# [WHAT YOU SHOULD DO]
Each line below that contains "information" counts once; report the total and nothing more.

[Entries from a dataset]

┄┄┄┄┄┄┄┄┄┄┄┄┄┄┄┄┄┄┄┄

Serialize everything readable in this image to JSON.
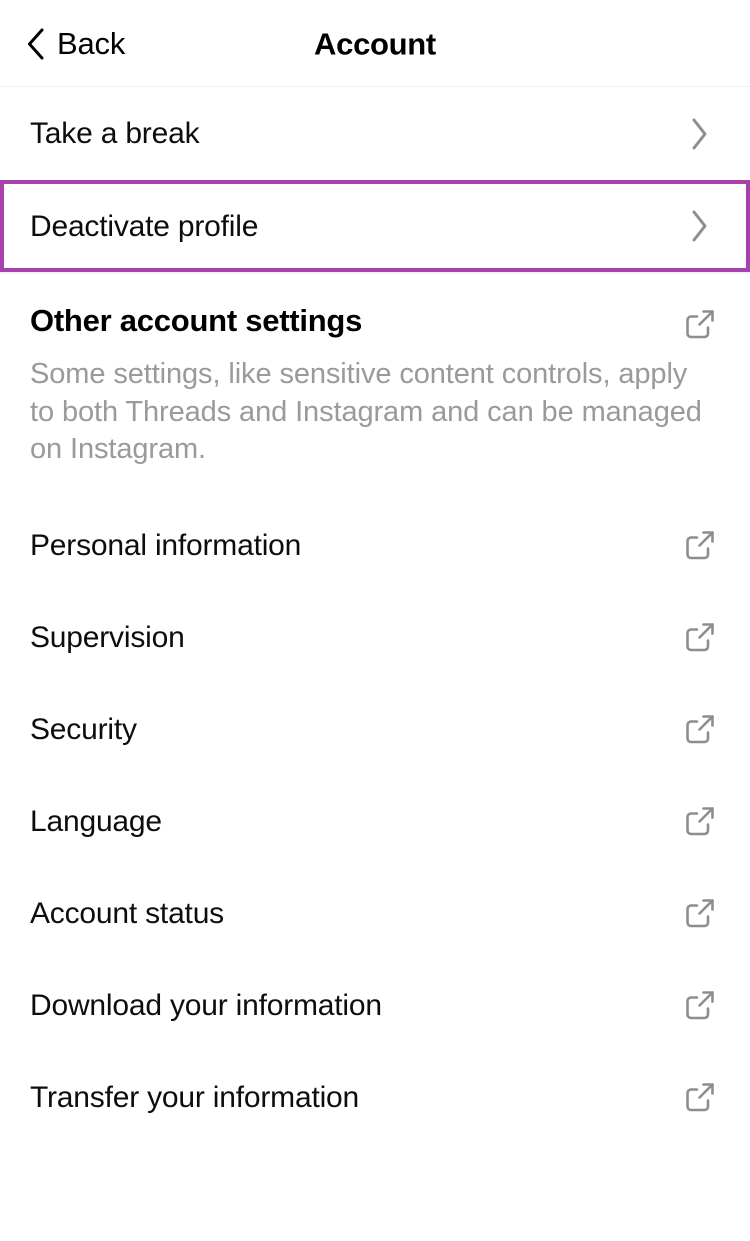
{
  "header": {
    "back_label": "Back",
    "title": "Account",
    "back_icon": "chevron-left-icon"
  },
  "nav_rows": [
    {
      "label": "Take a break",
      "icon": "chevron-right-icon",
      "highlighted": false
    },
    {
      "label": "Deactivate profile",
      "icon": "chevron-right-icon",
      "highlighted": true
    }
  ],
  "section": {
    "title": "Other account settings",
    "title_icon": "external-link-icon",
    "description": "Some settings, like sensitive content controls, apply to both Threads and Instagram and can be managed on Instagram."
  },
  "link_rows": [
    {
      "label": "Personal information",
      "icon": "external-link-icon"
    },
    {
      "label": "Supervision",
      "icon": "external-link-icon"
    },
    {
      "label": "Security",
      "icon": "external-link-icon"
    },
    {
      "label": "Language",
      "icon": "external-link-icon"
    },
    {
      "label": "Account status",
      "icon": "external-link-icon"
    },
    {
      "label": "Download your information",
      "icon": "external-link-icon"
    },
    {
      "label": "Transfer your information",
      "icon": "external-link-icon"
    }
  ],
  "colors": {
    "highlight_border": "#a641ad",
    "text_primary": "#0d0d0d",
    "text_muted": "#9a9a9a",
    "icon_gray": "#8e8e8e",
    "divider": "#f0f0f2",
    "background": "#ffffff"
  }
}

┄┄┄┄┄┄┄┄┄┄┄┄┄┄┄┄┄┄┄┄

# [SOLUTION]
3